TEXTO -

---------------

Alberto Velásquez Martínez
El Colombiano, Medellín
Diciembre 9 de 2009
Este domingo, los chilenos votarán en primera vuelta para comenzar a escoger el sucesor de Michelle Bachelet. Mandataria que se retira con más de un 80% de apoyo popular, el mayor de todos los jefes de Estado de América Latina.
Una mujer que ha guiado a su país con sensatez, con decoro, con eficiencia. Ha sido para la mayoría de los chilenos "la primera madre de la nación", dada su simpatía y sencillez, revestida de real y no simulada humildad y sin el populismo y las incongruencias de su vecina y colega en la Argentina.
Fuera del legado ideológico que deja la Bachelet -la de una izquierda democrática y pragmática, con respeto a todas las libertades políticas, económicas, culturales- transmite al continente su talante de desapego por el poder, para no eternizarse en el ejercicio del mando, potestad que seguramente no le habría sido esquiva si hubiera ensayado una reforma a la Carta chilena para lograr la reelección inmediata.
Carece de esa visión mesiánica del poder. No lo considera ambición "sexy".
"El boato no me impresiona, ni los fuegos artificiales", ha dicho en el reportaje que concedió al periódico El País de Madrid.
Y agrega: "Parece ser que en el caso del hombre, se padece una suerte de atracción fatal más potente por el poder". No nos salgamos de la convulsionada América Latina para encontrar mandatarios que aspiran eternizarse en el mando, ejerciéndolo con autocracia y embozalando todas las libertades públicas.
Fundamenta la presidenta de Chile su aversión a la repetición presidencial en el hecho de que, "en la vida como en la política hay que ser ética y estética" en su comportamiento. Y puntualiza: "Si alguna vez hubiera pensado que hay que hacer un cambio a la Constitución para la reelección, habría mandado un proyecto de ley que hubiera entrado en vigor desde el próximo gobierno en adelante, no para el actual".

---------------

Entradas del conjunto de datos:
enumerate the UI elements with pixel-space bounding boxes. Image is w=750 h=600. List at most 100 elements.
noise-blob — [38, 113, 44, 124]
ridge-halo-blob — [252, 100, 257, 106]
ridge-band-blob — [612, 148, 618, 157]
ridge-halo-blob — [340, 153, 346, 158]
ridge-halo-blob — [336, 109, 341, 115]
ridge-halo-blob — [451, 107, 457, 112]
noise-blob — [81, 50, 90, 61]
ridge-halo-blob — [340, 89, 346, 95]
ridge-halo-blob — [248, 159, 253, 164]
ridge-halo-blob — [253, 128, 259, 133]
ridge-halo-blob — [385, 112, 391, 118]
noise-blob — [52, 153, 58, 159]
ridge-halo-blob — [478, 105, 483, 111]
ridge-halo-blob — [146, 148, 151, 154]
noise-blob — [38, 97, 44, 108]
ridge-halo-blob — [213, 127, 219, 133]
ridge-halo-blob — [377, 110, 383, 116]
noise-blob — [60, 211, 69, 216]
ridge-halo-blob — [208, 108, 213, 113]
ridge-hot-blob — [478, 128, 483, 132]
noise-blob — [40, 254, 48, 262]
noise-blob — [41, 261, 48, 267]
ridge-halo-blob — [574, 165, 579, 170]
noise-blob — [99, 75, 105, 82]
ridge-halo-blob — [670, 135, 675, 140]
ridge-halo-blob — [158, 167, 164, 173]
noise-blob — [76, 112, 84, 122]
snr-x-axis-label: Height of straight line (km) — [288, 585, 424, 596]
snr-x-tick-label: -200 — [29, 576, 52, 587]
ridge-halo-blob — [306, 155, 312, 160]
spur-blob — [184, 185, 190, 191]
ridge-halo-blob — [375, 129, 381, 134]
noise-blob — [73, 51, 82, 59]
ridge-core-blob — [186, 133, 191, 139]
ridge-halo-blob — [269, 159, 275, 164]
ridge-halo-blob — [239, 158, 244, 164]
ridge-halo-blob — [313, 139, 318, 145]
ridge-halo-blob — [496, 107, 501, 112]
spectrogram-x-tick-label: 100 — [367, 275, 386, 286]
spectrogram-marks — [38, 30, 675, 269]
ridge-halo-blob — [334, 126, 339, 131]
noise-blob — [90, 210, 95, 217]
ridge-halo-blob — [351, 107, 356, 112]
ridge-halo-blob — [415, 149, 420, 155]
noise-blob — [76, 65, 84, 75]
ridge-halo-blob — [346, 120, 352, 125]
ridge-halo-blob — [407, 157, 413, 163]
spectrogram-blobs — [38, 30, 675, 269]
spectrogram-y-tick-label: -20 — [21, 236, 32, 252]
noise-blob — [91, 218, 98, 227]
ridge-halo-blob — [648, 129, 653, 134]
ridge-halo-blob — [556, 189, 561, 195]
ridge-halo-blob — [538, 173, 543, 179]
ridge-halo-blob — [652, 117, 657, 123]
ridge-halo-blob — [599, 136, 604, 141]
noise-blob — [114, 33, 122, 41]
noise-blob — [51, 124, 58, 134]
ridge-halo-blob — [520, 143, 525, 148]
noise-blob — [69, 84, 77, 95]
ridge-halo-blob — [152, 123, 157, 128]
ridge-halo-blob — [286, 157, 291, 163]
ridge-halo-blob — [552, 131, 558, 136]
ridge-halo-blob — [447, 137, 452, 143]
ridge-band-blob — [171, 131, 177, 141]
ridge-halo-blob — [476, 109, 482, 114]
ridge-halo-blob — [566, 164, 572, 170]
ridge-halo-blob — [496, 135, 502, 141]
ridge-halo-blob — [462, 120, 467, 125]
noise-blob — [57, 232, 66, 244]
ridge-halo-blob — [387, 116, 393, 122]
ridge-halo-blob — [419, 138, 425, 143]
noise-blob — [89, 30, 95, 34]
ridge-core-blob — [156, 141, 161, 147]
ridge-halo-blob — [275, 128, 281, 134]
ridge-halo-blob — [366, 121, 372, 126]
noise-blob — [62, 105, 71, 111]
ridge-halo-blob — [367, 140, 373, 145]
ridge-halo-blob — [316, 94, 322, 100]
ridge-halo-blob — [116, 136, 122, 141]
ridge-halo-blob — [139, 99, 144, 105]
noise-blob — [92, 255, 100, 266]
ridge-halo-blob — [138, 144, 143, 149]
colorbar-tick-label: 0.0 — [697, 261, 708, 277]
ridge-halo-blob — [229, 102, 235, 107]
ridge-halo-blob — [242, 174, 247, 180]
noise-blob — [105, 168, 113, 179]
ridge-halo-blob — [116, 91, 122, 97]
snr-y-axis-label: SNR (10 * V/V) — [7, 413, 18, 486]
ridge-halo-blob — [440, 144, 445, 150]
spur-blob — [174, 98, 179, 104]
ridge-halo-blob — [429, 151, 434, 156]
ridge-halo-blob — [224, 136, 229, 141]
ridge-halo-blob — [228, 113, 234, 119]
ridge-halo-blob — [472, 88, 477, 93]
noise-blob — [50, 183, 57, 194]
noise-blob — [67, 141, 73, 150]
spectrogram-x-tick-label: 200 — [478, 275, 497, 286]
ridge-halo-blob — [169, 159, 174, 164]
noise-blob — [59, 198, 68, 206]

---------------

EN QUÉ CONSISTE - Prosiga la columna sobre Michelle Bachelet a partir de su última oración.

EJERCICIO RESUELTO -
Y sentencia con dureza y claridad: "Creo de verdad que no es buena política que las personas arreglen las legislaciones, el mundo político, la autoridad a su amaño. Los cambios en las leyes, en las instituciones tienen que ser para mejorar la situación del país, no las situaciones personales".
No era fácil predecir que luego de Ricardo Lagos -un estadista de verdad, verdad- la señora Bachelet pudiera mantener a Chile en el lugar preponderante, como hoy lo tiene, ante el concierto de los países con instituciones más sólidas y respetables en el hemisferio.
A la Bachelet se le veía como una víctima destacada de la dictadura de Pinochet, para despertar tan solo conmiseración y ternura.
Fue detenida en las cárceles de su país y su padre, un general de la Aviación, torturado por el régimen de Pinochet, tan violador de los derechos humanos como Castro en Cuba.
La Bachelet superó con dignidad aquellas amarguras. No las utilizó como estandartes de su campaña. Y menos se mareó con los elogios en el ejercicio del poder.
Sabía que los "imprescindibles" solo caben en el poema de Brecht. Tampoco se creyó el cuento de ser insustituible en el cargo presidencial.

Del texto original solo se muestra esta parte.